**GOAL OF THE EXERCISE**.
Each line holding the word "name" counts once; give the total and nothing more.

**WORKING DATA**.
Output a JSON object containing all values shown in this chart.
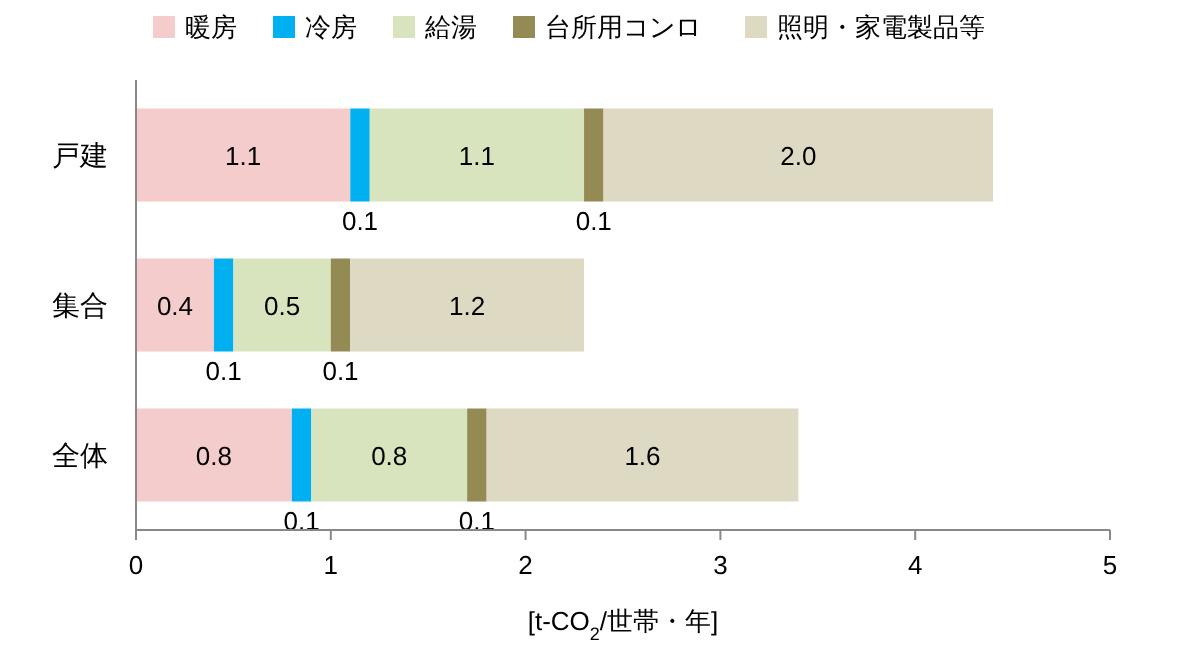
{
  "chart_data": {
    "type": "bar",
    "orientation": "horizontal",
    "stacked": true,
    "categories": [
      "戸建",
      "集合",
      "全体"
    ],
    "series": [
      {
        "name": "暖房",
        "color": "#f4cccc",
        "values": [
          1.1,
          0.4,
          0.8
        ],
        "value_labels": [
          "1.1",
          "0.4",
          "0.8"
        ]
      },
      {
        "name": "冷房",
        "color": "#00b0f0",
        "values": [
          0.1,
          0.1,
          0.1
        ],
        "value_labels": [
          "0.1",
          "0.1",
          "0.1"
        ]
      },
      {
        "name": "給湯",
        "color": "#d7e4bd",
        "values": [
          1.1,
          0.5,
          0.8
        ],
        "value_labels": [
          "1.1",
          "0.5",
          "0.8"
        ]
      },
      {
        "name": "台所用コンロ",
        "color": "#948a54",
        "values": [
          0.1,
          0.1,
          0.1
        ],
        "value_labels": [
          "0.1",
          "0.1",
          "0.1"
        ]
      },
      {
        "name": "照明・家電製品等",
        "color": "#ddd9c3",
        "values": [
          2.0,
          1.2,
          1.6
        ],
        "value_labels": [
          "2.0",
          "1.2",
          "1.6"
        ]
      }
    ],
    "xlim": [
      0,
      5
    ],
    "xticks": [
      0,
      1,
      2,
      3,
      4,
      5
    ],
    "xlabel": "[t-CO$_{2}$/世帯・年]",
    "legend": "top"
  }
}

**OUTPUT FOR THIS TASK**.
5